» **Recorded data**
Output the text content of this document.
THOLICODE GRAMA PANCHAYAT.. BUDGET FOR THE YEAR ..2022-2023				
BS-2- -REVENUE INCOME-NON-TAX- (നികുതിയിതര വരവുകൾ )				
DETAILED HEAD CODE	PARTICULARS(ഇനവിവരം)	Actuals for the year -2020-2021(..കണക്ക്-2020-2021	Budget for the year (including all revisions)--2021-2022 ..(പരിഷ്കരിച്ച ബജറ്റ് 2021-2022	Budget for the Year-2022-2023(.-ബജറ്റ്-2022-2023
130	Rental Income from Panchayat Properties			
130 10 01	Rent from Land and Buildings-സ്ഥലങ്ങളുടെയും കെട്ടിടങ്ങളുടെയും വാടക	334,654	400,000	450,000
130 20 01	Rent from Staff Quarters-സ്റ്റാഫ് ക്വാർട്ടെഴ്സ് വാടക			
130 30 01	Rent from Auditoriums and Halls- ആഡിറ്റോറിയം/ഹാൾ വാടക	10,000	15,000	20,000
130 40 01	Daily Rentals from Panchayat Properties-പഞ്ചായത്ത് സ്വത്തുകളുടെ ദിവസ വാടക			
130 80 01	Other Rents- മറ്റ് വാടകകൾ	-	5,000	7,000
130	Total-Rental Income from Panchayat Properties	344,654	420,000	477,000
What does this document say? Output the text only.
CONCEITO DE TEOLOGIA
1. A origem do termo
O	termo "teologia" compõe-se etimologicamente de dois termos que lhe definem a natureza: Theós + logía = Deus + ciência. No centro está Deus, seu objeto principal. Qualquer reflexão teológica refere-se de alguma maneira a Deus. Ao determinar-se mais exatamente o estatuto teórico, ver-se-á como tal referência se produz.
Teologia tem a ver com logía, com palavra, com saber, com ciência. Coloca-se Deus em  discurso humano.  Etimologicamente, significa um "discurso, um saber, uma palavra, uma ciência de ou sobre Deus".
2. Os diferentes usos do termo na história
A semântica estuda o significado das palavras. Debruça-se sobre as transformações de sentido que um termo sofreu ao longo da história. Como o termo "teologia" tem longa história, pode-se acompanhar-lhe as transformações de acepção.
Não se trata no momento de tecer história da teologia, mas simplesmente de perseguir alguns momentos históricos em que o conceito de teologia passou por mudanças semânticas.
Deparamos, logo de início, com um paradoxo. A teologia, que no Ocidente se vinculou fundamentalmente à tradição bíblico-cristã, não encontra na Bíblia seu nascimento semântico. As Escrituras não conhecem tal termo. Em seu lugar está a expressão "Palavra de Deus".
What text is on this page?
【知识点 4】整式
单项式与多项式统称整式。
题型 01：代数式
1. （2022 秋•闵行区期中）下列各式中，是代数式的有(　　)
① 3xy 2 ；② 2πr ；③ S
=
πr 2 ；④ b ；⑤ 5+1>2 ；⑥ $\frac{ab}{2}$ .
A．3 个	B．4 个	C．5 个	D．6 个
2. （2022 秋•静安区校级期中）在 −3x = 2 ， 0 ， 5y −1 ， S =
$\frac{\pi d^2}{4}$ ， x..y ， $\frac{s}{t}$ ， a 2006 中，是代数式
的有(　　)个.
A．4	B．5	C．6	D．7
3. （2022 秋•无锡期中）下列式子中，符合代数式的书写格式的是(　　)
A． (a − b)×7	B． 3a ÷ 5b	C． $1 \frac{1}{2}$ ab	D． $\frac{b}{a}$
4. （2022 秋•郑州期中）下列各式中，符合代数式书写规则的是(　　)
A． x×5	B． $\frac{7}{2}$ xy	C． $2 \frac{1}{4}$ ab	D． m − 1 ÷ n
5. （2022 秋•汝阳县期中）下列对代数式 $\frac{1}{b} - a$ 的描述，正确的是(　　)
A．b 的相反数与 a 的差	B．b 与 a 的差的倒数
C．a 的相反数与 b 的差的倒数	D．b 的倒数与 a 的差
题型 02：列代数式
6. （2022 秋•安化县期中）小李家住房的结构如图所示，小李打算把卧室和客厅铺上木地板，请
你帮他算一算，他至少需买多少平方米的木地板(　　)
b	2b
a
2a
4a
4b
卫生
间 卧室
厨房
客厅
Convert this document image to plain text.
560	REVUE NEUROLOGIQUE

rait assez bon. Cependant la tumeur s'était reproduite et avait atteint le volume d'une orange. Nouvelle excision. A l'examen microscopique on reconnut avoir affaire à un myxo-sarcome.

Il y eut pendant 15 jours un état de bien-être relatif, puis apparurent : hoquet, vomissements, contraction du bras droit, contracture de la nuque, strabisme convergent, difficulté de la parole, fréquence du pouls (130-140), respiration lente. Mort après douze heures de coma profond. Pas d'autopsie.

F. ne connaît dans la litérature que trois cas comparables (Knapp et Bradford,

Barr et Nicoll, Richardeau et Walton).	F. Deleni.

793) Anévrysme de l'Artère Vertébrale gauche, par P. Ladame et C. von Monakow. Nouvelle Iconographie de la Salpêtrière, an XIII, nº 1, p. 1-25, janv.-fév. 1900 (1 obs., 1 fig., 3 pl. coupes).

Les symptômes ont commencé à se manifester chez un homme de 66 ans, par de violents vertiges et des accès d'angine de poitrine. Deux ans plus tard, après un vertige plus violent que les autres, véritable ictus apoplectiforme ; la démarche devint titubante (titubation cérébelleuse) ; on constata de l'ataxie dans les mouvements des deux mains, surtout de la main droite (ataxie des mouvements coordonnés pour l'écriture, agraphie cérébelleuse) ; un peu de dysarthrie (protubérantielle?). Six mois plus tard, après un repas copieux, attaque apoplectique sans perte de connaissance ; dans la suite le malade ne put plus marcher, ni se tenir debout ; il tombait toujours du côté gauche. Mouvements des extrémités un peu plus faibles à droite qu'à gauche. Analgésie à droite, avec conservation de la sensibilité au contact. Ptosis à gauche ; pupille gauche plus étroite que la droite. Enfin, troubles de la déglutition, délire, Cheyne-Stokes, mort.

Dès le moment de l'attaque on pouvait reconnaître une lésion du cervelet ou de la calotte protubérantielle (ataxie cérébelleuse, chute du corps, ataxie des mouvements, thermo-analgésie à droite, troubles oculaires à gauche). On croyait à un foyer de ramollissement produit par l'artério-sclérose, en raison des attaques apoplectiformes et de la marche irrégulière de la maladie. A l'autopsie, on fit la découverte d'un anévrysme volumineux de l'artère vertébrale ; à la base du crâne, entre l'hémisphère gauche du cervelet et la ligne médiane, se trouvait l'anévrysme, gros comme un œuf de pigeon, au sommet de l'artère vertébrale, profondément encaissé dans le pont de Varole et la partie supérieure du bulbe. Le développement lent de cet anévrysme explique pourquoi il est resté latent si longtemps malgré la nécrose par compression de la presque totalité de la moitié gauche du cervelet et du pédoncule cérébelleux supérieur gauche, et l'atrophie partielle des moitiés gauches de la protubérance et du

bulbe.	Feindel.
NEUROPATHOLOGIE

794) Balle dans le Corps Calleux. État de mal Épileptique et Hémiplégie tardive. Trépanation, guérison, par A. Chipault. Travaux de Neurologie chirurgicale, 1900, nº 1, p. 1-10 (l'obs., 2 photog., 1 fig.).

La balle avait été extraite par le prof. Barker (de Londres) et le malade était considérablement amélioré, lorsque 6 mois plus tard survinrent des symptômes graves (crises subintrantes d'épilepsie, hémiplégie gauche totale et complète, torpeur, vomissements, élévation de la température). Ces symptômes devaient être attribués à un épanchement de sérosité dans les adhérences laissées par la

» **Goal**
Lines containing the word "logía" must all be returned from the material above.

» **Exercise output**
O	termo "teologia" compõe-se etimologicamente de dois termos que lhe definem a natureza: Theós + logía = Deus + ciência. No centro está Deus, seu objeto principal. Qualquer reflexão teológica refere-se de alguma maneira a Deus. Ao determinar-se mais exatamente o estatuto teórico, ver-se-á como tal referência se produz.
Teologia tem a ver com logía, com palavra, com saber, com ciência. Coloca-se Deus em  discurso humano.  Etimologicamente, significa um "discurso, um saber, uma palavra, uma ciência de ou sobre Deus".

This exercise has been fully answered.